- TASKS AND EXERCISES
**a.** Answer these from the text on computational methods:
(i) What are ab initio methods based on?
(ii) How fast are semi-empirical methods typically, compared with ab initio methods?
(iii) What does the text give as the reason density functional methods have become very widely used?
**b.** Please print everything from "- ab initio" down to "in recent years." in the text on computational methods.

SOURCE EXTRACT START

Most computer programs in the field offer a large number of methods, each method with its own accuracy, range of applicability, and computational cost. The methods can be broadly grouped together in terms of the trade-off between accuracy, applicability, and cost.
- ab initio methods, based entirely on first principles, tend to be broadly applicable but very costly in terms of CPU time; they are therefore mostly applied to systems with a small number of particules.
- Semi-empirical methods give accurate results for a narrower range of cases, but are also typically much faster than ab initio methods.
- Density functional methods may be thought of as a compromise in cost between ab initio and semi-empirical methods. The cost-accuracy trade-off is very good and density functional methods have therefore become very widely used in recent years.

SOURCE EXTRACT END
PROVIDED MATERIAL START

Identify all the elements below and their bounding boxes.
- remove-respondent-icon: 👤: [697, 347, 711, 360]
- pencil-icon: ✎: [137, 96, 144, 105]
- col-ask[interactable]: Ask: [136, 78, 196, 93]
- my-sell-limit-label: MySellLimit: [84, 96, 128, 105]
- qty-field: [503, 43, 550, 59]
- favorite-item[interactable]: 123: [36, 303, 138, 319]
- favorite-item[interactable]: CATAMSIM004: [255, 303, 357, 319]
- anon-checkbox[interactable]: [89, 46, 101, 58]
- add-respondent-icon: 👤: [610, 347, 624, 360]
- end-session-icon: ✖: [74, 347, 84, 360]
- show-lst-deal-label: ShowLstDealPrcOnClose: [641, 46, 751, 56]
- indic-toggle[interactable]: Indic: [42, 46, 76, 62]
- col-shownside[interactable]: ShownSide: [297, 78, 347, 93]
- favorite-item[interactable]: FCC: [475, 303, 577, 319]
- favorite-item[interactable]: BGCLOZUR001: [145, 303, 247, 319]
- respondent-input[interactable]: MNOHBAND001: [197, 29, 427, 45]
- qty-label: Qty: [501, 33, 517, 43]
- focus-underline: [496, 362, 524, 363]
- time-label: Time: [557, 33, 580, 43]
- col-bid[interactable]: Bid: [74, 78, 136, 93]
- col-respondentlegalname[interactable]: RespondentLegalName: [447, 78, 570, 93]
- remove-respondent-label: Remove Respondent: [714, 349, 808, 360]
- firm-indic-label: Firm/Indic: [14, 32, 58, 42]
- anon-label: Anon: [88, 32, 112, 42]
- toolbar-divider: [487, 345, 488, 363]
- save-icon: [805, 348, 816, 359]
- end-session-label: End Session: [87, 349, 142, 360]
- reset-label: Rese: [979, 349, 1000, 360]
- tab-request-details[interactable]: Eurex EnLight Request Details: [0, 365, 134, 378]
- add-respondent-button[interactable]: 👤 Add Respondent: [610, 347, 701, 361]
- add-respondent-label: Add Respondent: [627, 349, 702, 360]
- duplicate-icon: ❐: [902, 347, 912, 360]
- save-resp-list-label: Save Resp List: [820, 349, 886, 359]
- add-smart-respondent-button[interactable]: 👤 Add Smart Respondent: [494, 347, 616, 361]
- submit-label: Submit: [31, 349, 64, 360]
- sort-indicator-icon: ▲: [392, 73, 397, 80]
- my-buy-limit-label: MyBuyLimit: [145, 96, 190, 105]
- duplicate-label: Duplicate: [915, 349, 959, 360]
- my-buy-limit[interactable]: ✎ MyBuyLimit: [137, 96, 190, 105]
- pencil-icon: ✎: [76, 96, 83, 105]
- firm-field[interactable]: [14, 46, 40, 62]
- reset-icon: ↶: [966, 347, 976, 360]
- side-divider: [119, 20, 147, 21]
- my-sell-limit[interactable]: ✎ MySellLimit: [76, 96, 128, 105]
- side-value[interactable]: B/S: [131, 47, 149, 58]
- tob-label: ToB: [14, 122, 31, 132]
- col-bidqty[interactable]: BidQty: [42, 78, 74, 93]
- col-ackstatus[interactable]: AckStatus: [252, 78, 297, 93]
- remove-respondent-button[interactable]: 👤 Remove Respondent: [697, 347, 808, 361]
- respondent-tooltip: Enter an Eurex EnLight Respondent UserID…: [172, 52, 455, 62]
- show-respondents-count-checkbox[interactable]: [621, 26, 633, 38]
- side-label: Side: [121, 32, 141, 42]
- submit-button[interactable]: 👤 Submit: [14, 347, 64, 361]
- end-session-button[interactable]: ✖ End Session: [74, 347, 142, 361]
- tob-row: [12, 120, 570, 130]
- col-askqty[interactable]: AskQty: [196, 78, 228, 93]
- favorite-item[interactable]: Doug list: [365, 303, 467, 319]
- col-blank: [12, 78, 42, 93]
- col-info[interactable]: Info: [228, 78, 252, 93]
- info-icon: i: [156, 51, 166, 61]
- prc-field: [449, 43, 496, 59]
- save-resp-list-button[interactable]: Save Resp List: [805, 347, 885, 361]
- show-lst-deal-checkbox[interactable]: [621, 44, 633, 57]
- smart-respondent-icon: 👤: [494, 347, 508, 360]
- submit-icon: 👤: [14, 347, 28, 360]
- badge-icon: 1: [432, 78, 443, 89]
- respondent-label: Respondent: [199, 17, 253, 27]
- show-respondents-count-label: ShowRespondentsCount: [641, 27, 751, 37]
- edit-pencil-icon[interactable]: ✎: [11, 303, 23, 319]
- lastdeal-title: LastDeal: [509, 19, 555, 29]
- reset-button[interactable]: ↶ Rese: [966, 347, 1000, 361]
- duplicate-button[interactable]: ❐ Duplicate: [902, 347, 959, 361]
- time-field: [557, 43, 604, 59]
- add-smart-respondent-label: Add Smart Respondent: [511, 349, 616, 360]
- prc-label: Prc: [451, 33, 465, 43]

PROVIDED MATERIAL END

- ANSWERS FOR THIS EXERCISE
**a.**
(i) Entirely on first principles.
(ii) Typically much faster.
(iii) Their cost-accuracy trade-off is very good.

**b.**
- ab initio methods, based entirely on first principles, tend to be broadly applicable but very costly in terms of CPU time; they are therefore mostly applied to systems with a small number of particules.
- Semi-empirical methods give accurate results for a narrower range of cases, but are also typically much faster than ab initio methods.
- Density functional methods may be thought of as a compromise in cost between ab initio and semi-empirical methods. The cost-accuracy trade-off is very good and density functional methods have therefore become very widely used in recent years.